### [WHAT THE TASK REQUIRES]
Quote the data below in full, minus the images.

### [SUPPLIED DATA]
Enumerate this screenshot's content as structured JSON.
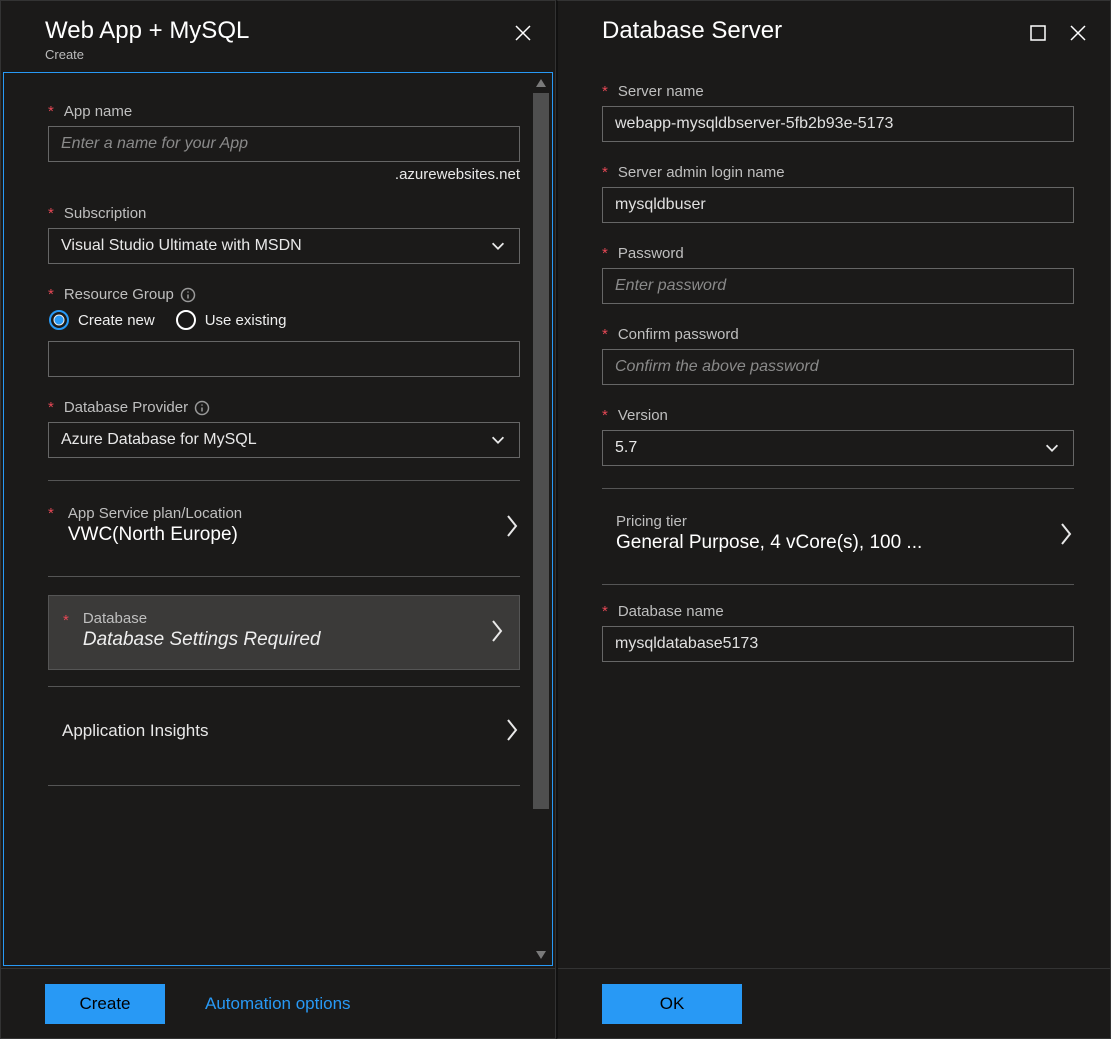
{
  "left": {
    "title": "Web App + MySQL",
    "subtitle": "Create",
    "appName": {
      "label": "App name",
      "placeholder": "Enter a name for your App",
      "suffix": ".azurewebsites.net"
    },
    "subscription": {
      "label": "Subscription",
      "value": "Visual Studio Ultimate with MSDN"
    },
    "resourceGroup": {
      "label": "Resource Group",
      "createNew": "Create new",
      "useExisting": "Use existing",
      "value": ""
    },
    "dbProvider": {
      "label": "Database Provider",
      "value": "Azure Database for MySQL"
    },
    "appService": {
      "label": "App Service plan/Location",
      "value": "VWC(North Europe)"
    },
    "database": {
      "label": "Database",
      "value": "Database Settings Required"
    },
    "appInsights": {
      "label": "Application Insights"
    },
    "footer": {
      "create": "Create",
      "automation": "Automation options"
    }
  },
  "right": {
    "title": "Database Server",
    "serverName": {
      "label": "Server name",
      "value": "webapp-mysqldbserver-5fb2b93e-5173"
    },
    "adminLogin": {
      "label": "Server admin login name",
      "value": "mysqldbuser"
    },
    "password": {
      "label": "Password",
      "placeholder": "Enter password"
    },
    "confirm": {
      "label": "Confirm password",
      "placeholder": "Confirm the above password"
    },
    "version": {
      "label": "Version",
      "value": "5.7"
    },
    "pricing": {
      "label": "Pricing tier",
      "value": "General Purpose, 4 vCore(s), 100 ..."
    },
    "dbName": {
      "label": "Database name",
      "value": "mysqldatabase5173"
    },
    "footer": {
      "ok": "OK"
    }
  }
}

### [SOLVED EXERCISE]
Enumerate this screenshot's content as structured JSON.
{
  "left": {
    "title": "Web App + MySQL",
    "subtitle": "Create",
    "appName": {
      "label": "App name",
      "placeholder": "Enter a name for your App",
      "suffix": ".azurewebsites.net"
    },
    "subscription": {
      "label": "Subscription",
      "value": "Visual Studio Ultimate with MSDN"
    },
    "resourceGroup": {
      "label": "Resource Group",
      "createNew": "Create new",
      "useExisting": "Use existing",
      "value": ""
    },
    "dbProvider": {
      "label": "Database Provider",
      "value": "Azure Database for MySQL"
    },
    "appService": {
      "label": "App Service plan/Location",
      "value": "VWC(North Europe)"
    },
    "database": {
      "label": "Database",
      "value": "Database Settings Required"
    },
    "appInsights": {
      "label": "Application Insights"
    },
    "footer": {
      "create": "Create",
      "automation": "Automation options"
    }
  },
  "right": {
    "title": "Database Server",
    "serverName": {
      "label": "Server name",
      "value": "webapp-mysqldbserver-5fb2b93e-5173"
    },
    "adminLogin": {
      "label": "Server admin login name",
      "value": "mysqldbuser"
    },
    "password": {
      "label": "Password",
      "placeholder": "Enter password"
    },
    "confirm": {
      "label": "Confirm password",
      "placeholder": "Confirm the above password"
    },
    "version": {
      "label": "Version",
      "value": "5.7"
    },
    "pricing": {
      "label": "Pricing tier",
      "value": "General Purpose, 4 vCore(s), 100 ..."
    },
    "dbName": {
      "label": "Database name",
      "value": "mysqldatabase5173"
    },
    "footer": {
      "ok": "OK"
    }
  }
}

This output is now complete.